Annotated element entries:
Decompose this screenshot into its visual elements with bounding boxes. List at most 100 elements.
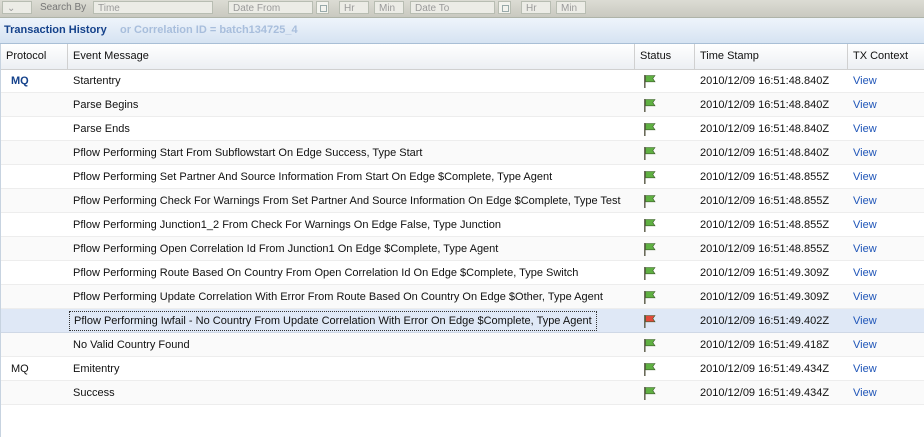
view-context-link[interactable]: View (848, 117, 924, 141)
view-context-link[interactable]: View (848, 237, 924, 261)
event-message-text: Emitentry (73, 363, 120, 375)
status-cell (635, 69, 695, 93)
status-ok-flag-icon (644, 243, 656, 256)
event-message-cell: Pflow Performing Start From Subflowstart… (68, 141, 635, 165)
panel-title: Transaction History (4, 24, 107, 36)
table-row[interactable]: Pflow Performing Start From Subflowstart… (1, 141, 924, 165)
event-message-text: Pflow Performing Set Partner And Source … (73, 171, 553, 183)
event-message-text: Parse Ends (73, 123, 130, 135)
time-stamp-cell: 2010/12/09 16:51:48.840Z (700, 123, 830, 135)
event-message-text: Parse Begins (73, 99, 139, 111)
status-cell (635, 261, 695, 285)
event-message-cell: Pflow Performing Update Correlation With… (68, 285, 635, 309)
table-row[interactable]: Success 2010/12/09 16:51:49.434Z View (1, 381, 924, 405)
panel-header: or Correlation ID = batch134725_4 Transa… (0, 18, 924, 44)
status-cell (635, 309, 695, 333)
date-to-input[interactable]: Date To (410, 1, 495, 14)
status-ok-flag-icon (644, 123, 656, 136)
time-stamp-cell: 2010/12/09 16:51:48.855Z (700, 171, 830, 183)
hour-from-input[interactable]: Hr (339, 1, 369, 14)
event-message-cell: Emitentry (68, 357, 635, 381)
event-message-text: Pflow Performing Check For Warnings From… (73, 195, 621, 207)
protocol-cell: MQ (11, 363, 29, 375)
view-context-link[interactable]: View (848, 333, 924, 357)
view-context-link[interactable]: View (848, 93, 924, 117)
table-row[interactable]: Pflow Performing Iwfail - No Country Fro… (1, 309, 924, 333)
status-ok-flag-icon (644, 75, 656, 88)
view-context-link[interactable]: View (848, 69, 924, 93)
status-ok-flag-icon (644, 267, 656, 280)
status-ok-flag-icon (644, 147, 656, 160)
event-message-cell: Pflow Performing Route Based On Country … (68, 261, 635, 285)
protocol-cell (6, 141, 66, 165)
table-row[interactable]: Pflow Performing Junction1_2 From Check … (1, 213, 924, 237)
protocol-cell (6, 309, 66, 333)
protocol-cell (6, 213, 66, 237)
date-from-input[interactable]: Date From (228, 1, 313, 14)
view-context-link[interactable]: View (848, 309, 924, 333)
protocol-cell (6, 165, 66, 189)
view-context-link[interactable]: View (848, 261, 924, 285)
view-context-link[interactable]: View (848, 213, 924, 237)
view-context-link[interactable]: View (848, 285, 924, 309)
status-cell (635, 213, 695, 237)
view-context-link[interactable]: View (848, 189, 924, 213)
table-row[interactable]: Pflow Performing Check For Warnings From… (1, 189, 924, 213)
event-message-text: No Valid Country Found (73, 339, 190, 351)
event-message-text: Startentry (73, 75, 121, 87)
table-row[interactable]: MQ Startentry 2010/12/09 16:51:48.840Z View (1, 69, 924, 93)
event-message-text: Success (73, 387, 115, 399)
table-row[interactable]: Parse Ends 2010/12/09 16:51:48.840Z View (1, 117, 924, 141)
time-stamp-cell: 2010/12/09 16:51:49.402Z (700, 315, 830, 327)
time-stamp-cell: 2010/12/09 16:51:48.855Z (700, 219, 830, 231)
event-message-cell: Startentry (68, 69, 635, 93)
view-context-link[interactable]: View (848, 357, 924, 381)
search-toolbar: ⌄ Search By Time Date From Hr Min Date T… (0, 0, 924, 18)
time-stamp-cell: 2010/12/09 16:51:49.418Z (700, 339, 830, 351)
table-row[interactable]: Pflow Performing Open Correlation Id Fro… (1, 237, 924, 261)
table-row[interactable]: Parse Begins 2010/12/09 16:51:48.840Z View (1, 93, 924, 117)
column-header-time-stamp[interactable]: Time Stamp (695, 44, 848, 69)
date-to-calendar-icon[interactable] (498, 1, 511, 14)
protocol-cell (6, 381, 66, 405)
minute-to-input[interactable]: Min (556, 1, 586, 14)
column-header-status[interactable]: Status (635, 44, 695, 69)
event-message-cell: Pflow Performing Open Correlation Id Fro… (68, 237, 635, 261)
grid-header: Protocol Event Message Status Time Stamp… (1, 44, 924, 70)
column-header-event-message[interactable]: Event Message (68, 44, 635, 69)
event-message-cell: Parse Ends (68, 117, 635, 141)
status-cell (635, 93, 695, 117)
view-context-link[interactable]: View (848, 165, 924, 189)
status-ok-flag-icon (644, 171, 656, 184)
time-stamp-cell: 2010/12/09 16:51:49.309Z (700, 267, 830, 279)
hour-to-input[interactable]: Hr (521, 1, 551, 14)
table-row[interactable]: No Valid Country Found 2010/12/09 16:51:4… (1, 333, 924, 357)
event-message-text: Pflow Performing Update Correlation With… (73, 291, 603, 303)
protocol-cell: MQ (11, 75, 29, 87)
column-header-protocol[interactable]: Protocol (1, 44, 68, 69)
event-message-cell: Pflow Performing Set Partner And Source … (68, 165, 635, 189)
time-stamp-cell: 2010/12/09 16:51:48.840Z (700, 99, 830, 111)
table-row[interactable]: Pflow Performing Route Based On Country … (1, 261, 924, 285)
table-row[interactable]: Pflow Performing Update Correlation With… (1, 285, 924, 309)
table-row[interactable]: Pflow Performing Set Partner And Source … (1, 165, 924, 189)
status-fail-flag-icon (644, 315, 656, 328)
search-by-label: Search By (40, 2, 87, 13)
time-stamp-cell: 2010/12/09 16:51:49.434Z (700, 363, 830, 375)
date-from-calendar-icon[interactable] (316, 1, 329, 14)
view-context-link[interactable]: View (848, 381, 924, 405)
event-message-text: Pflow Performing Open Correlation Id Fro… (73, 243, 499, 255)
time-stamp-cell: 2010/12/09 16:51:48.855Z (700, 243, 830, 255)
protocol-cell (6, 285, 66, 309)
column-header-tx-context[interactable]: TX Context (848, 44, 924, 69)
panel-subtitle: or Correlation ID = batch134725_4 (120, 24, 298, 36)
event-message-cell: Pflow Performing Check For Warnings From… (68, 189, 635, 213)
time-stamp-cell: 2010/12/09 16:51:48.855Z (700, 195, 830, 207)
status-cell (635, 189, 695, 213)
table-row[interactable]: MQ Emitentry 2010/12/09 16:51:49.434Z View (1, 357, 924, 381)
protocol-cell (6, 93, 66, 117)
minute-from-input[interactable]: Min (374, 1, 404, 14)
view-context-link[interactable]: View (848, 141, 924, 165)
search-by-select[interactable]: Time (93, 1, 213, 14)
search-by-dropdown-arrow[interactable]: ⌄ (2, 1, 32, 14)
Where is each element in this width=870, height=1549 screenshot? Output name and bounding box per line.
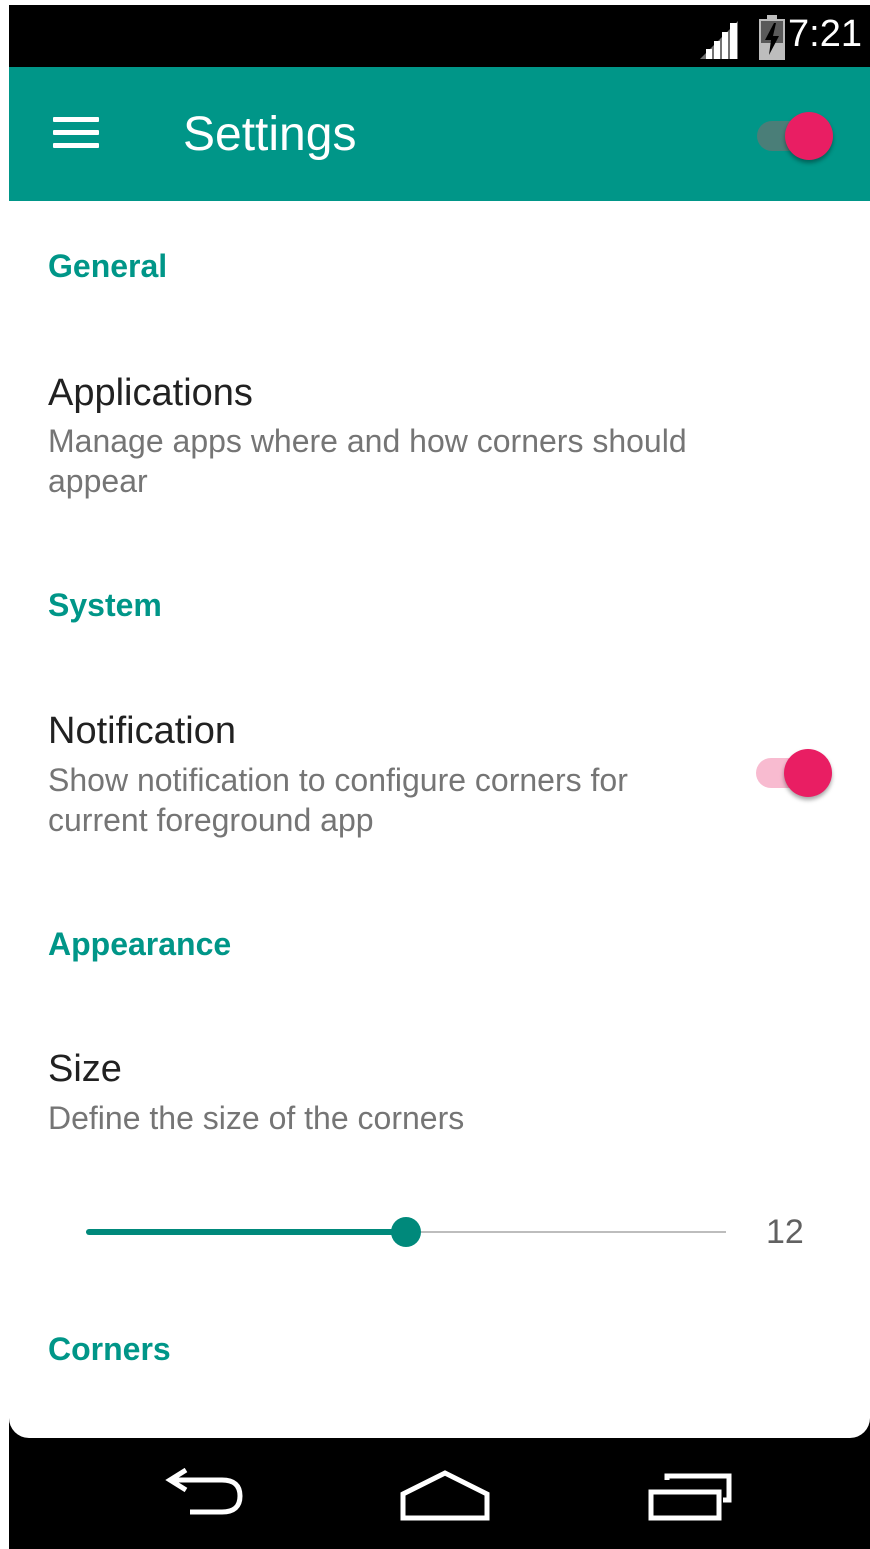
page-title: Settings — [183, 108, 357, 161]
pref-title: Size — [48, 1048, 122, 1090]
recents-icon[interactable] — [645, 1472, 735, 1524]
switch-thumb — [785, 112, 833, 160]
back-icon[interactable] — [160, 1468, 246, 1520]
slider-fill — [86, 1229, 406, 1235]
size-value: 12 — [766, 1213, 804, 1251]
app-bar: Settings — [9, 67, 870, 201]
pref-title: Notification — [48, 710, 236, 752]
section-header-appearance: Appearance — [48, 926, 232, 962]
pref-applications[interactable]: Applications Manage apps where and how c… — [9, 350, 870, 520]
battery-charging-icon — [759, 15, 785, 60]
signal-icon — [700, 21, 738, 59]
content-bottom-edge — [9, 1392, 870, 1438]
status-bar: 7:21 — [9, 5, 870, 67]
pref-summary: Define the size of the corners — [48, 1100, 465, 1136]
switch-thumb — [784, 749, 832, 797]
slider-thumb[interactable] — [391, 1217, 421, 1247]
pref-summary: Manage apps where and how corners should… — [48, 423, 687, 499]
master-toggle-switch[interactable] — [755, 110, 835, 160]
menu-icon[interactable] — [53, 117, 99, 149]
section-header-general: General — [48, 248, 168, 284]
size-slider[interactable] — [86, 1216, 726, 1248]
pref-title: Applications — [48, 372, 253, 414]
home-icon[interactable] — [398, 1468, 492, 1524]
screen-edge — [0, 0, 9, 1549]
pref-notification[interactable]: Notification Show notification to config… — [9, 690, 870, 860]
pref-summary: Show notification to configure corners f… — [48, 762, 628, 838]
notification-toggle-switch[interactable] — [754, 747, 834, 797]
screen: 7:21 Settings General Applications Manag… — [0, 0, 870, 1549]
section-header-system: System — [48, 587, 162, 623]
status-time: 7:21 — [788, 13, 862, 55]
pref-size: Size Define the size of the corners — [9, 1030, 870, 1150]
section-header-corners: Corners — [48, 1331, 171, 1367]
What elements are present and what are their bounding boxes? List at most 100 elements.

→ To do:
Transcribe verbatim the stretch of the records above from the line containing "page-title: Settings — [183, 108, 357, 161]" through the line containing "section-header-general: General —", both included.

→ Written solution:
page-title: Settings — [183, 108, 357, 161]
pref-title: Size — [48, 1048, 122, 1090]
recents-icon[interactable] — [645, 1472, 735, 1524]
switch-thumb — [785, 112, 833, 160]
back-icon[interactable] — [160, 1468, 246, 1520]
slider-fill — [86, 1229, 406, 1235]
size-value: 12 — [766, 1213, 804, 1251]
app-bar: Settings — [9, 67, 870, 201]
pref-title: Notification — [48, 710, 236, 752]
section-header-appearance: Appearance — [48, 926, 232, 962]
pref-applications[interactable]: Applications Manage apps where and how c… — [9, 350, 870, 520]
battery-charging-icon — [759, 15, 785, 60]
signal-icon — [700, 21, 738, 59]
content-bottom-edge — [9, 1392, 870, 1438]
status-bar: 7:21 — [9, 5, 870, 67]
pref-summary: Define the size of the corners — [48, 1100, 465, 1136]
switch-thumb — [784, 749, 832, 797]
slider-thumb[interactable] — [391, 1217, 421, 1247]
pref-summary: Manage apps where and how corners should… — [48, 423, 687, 499]
master-toggle-switch[interactable] — [755, 110, 835, 160]
menu-icon[interactable] — [53, 117, 99, 149]
section-header-general: General — [48, 248, 168, 284]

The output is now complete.